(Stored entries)

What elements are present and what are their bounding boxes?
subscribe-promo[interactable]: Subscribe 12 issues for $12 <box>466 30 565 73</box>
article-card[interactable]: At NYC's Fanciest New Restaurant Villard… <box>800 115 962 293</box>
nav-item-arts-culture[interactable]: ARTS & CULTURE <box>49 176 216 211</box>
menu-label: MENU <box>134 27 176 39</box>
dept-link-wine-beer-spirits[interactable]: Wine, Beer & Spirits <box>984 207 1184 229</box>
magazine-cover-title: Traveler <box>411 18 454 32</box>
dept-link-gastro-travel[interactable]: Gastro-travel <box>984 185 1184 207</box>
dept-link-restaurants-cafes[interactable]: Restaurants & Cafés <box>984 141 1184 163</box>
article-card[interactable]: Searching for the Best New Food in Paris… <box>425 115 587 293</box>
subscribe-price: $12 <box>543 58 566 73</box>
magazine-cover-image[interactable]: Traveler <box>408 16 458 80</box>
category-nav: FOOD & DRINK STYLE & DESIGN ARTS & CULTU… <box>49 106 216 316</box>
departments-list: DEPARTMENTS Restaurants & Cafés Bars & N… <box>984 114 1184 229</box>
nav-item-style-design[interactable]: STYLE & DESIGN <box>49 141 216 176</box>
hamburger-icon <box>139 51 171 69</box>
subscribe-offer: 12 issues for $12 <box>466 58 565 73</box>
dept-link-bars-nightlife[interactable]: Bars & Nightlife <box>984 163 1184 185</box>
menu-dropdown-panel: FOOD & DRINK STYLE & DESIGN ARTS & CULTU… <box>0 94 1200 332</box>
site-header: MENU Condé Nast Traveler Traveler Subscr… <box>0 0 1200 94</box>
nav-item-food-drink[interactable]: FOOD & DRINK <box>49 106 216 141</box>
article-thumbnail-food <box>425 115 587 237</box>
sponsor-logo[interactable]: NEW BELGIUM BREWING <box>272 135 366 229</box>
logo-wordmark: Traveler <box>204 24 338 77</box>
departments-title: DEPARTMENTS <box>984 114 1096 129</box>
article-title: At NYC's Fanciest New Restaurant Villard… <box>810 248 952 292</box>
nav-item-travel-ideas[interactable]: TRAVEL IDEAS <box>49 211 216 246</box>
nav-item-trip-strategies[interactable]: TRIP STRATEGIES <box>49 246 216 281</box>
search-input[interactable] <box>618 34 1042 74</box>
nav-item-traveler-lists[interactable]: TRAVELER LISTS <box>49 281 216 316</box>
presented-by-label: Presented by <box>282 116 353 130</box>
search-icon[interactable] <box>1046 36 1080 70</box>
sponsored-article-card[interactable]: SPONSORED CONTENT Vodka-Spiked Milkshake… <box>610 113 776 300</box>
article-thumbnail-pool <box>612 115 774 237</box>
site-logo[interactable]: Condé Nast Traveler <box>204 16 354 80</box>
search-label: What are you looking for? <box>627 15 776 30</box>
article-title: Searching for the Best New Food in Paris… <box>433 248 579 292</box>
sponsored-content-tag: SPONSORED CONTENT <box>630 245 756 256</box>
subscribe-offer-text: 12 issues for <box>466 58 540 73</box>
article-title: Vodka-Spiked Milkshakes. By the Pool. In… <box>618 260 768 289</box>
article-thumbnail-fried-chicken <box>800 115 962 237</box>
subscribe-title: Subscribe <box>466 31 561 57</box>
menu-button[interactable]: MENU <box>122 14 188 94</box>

→ **EXERCISE BRIEF**
Convert the listing above into a Markdown table with two columns, Row and Line. Number each line in order and omit any blank lines.

→ **RESULT**
| Row | Line |
|---|---|
| 1 | What elements are present and what are their bounding boxes? |
| 2 | subscribe-promo[interactable]: Subscribe 12 issues for $12 <box>466 30 565 73</box> |
| 3 | article-card[interactable]: At NYC's Fanciest New Restaurant Villard… <box>800 115 962 293</box> |
| 4 | nav-item-arts-culture[interactable]: ARTS & CULTURE <box>49 176 216 211</box> |
| 5 | menu-label: MENU <box>134 27 176 39</box> |
| 6 | dept-link-wine-beer-spirits[interactable]: Wine, Beer & Spirits <box>984 207 1184 229</box> |
| 7 | magazine-cover-title: Traveler <box>411 18 454 32</box> |
| 8 | dept-link-gastro-travel[interactable]: Gastro-travel <box>984 185 1184 207</box> |
| 9 | dept-link-restaurants-cafes[interactable]: Restaurants & Cafés <box>984 141 1184 163</box> |
| 10 | article-card[interactable]: Searching for the Best New Food in Paris… <box>425 115 587 293</box> |
| 11 | subscribe-price: $12 <box>543 58 566 73</box> |
| 12 | magazine-cover-image[interactable]: Traveler <box>408 16 458 80</box> |
| 13 | category-nav: FOOD & DRINK STYLE & DESIGN ARTS & CULTU… <box>49 106 216 316</box> |
| 14 | departments-list: DEPARTMENTS Restaurants & Cafés Bars & N… <box>984 114 1184 229</box> |
| 15 | nav-item-style-design[interactable]: STYLE & DESIGN <box>49 141 216 176</box> |
| 16 | hamburger-icon <box>139 51 171 69</box> |
| 17 | subscribe-offer: 12 issues for $12 <box>466 58 565 73</box> |
| 18 | dept-link-bars-nightlife[interactable]: Bars & Nightlife <box>984 163 1184 185</box> |
| 19 | menu-dropdown-panel: FOOD & DRINK STYLE & DESIGN ARTS & CULTU… <box>0 94 1200 332</box> |
| 20 | site-header: MENU Condé Nast Traveler Traveler Subscr… <box>0 0 1200 94</box> |
| 21 | nav-item-food-drink[interactable]: FOOD & DRINK <box>49 106 216 141</box> |
| 22 | article-thumbnail-food <box>425 115 587 237</box> |
| 23 | sponsor-logo[interactable]: NEW BELGIUM BREWING <box>272 135 366 229</box> |
| 24 | logo-wordmark: Traveler <box>204 24 338 77</box> |
| 25 | departments-title: DEPARTMENTS <box>984 114 1096 129</box> |
| 26 | article-title: At NYC's Fanciest New Restaurant Villard… <box>810 248 952 292</box> |
| 27 | nav-item-travel-ideas[interactable]: TRAVEL IDEAS <box>49 211 216 246</box> |
| 28 | nav-item-trip-strategies[interactable]: TRIP STRATEGIES <box>49 246 216 281</box> |
| 29 | search-input[interactable] <box>618 34 1042 74</box> |
| 30 | nav-item-traveler-lists[interactable]: TRAVELER LISTS <box>49 281 216 316</box> |
| 31 | presented-by-label: Presented by <box>282 116 353 130</box> |
| 32 | search-icon[interactable] <box>1046 36 1080 70</box> |
| 33 | sponsored-article-card[interactable]: SPONSORED CONTENT Vodka-Spiked Milkshake… <box>610 113 776 300</box> |
| 34 | article-thumbnail-pool <box>612 115 774 237</box> |
| 35 | site-logo[interactable]: Condé Nast Traveler <box>204 16 354 80</box> |
| 36 | search-label: What are you looking for? <box>627 15 776 30</box> |
| 37 | article-title: Searching for the Best New Food in Paris… <box>433 248 579 292</box> |
| 38 | sponsored-content-tag: SPONSORED CONTENT <box>630 245 756 256</box> |
| 39 | subscribe-offer-text: 12 issues for <box>466 58 540 73</box> |
| 40 | article-title: Vodka-Spiked Milkshakes. By the Pool. In… <box>618 260 768 289</box> |
| 41 | article-thumbnail-fried-chicken <box>800 115 962 237</box> |
| 42 | subscribe-title: Subscribe <box>466 31 561 57</box> |
| 43 | menu-button[interactable]: MENU <box>122 14 188 94</box> |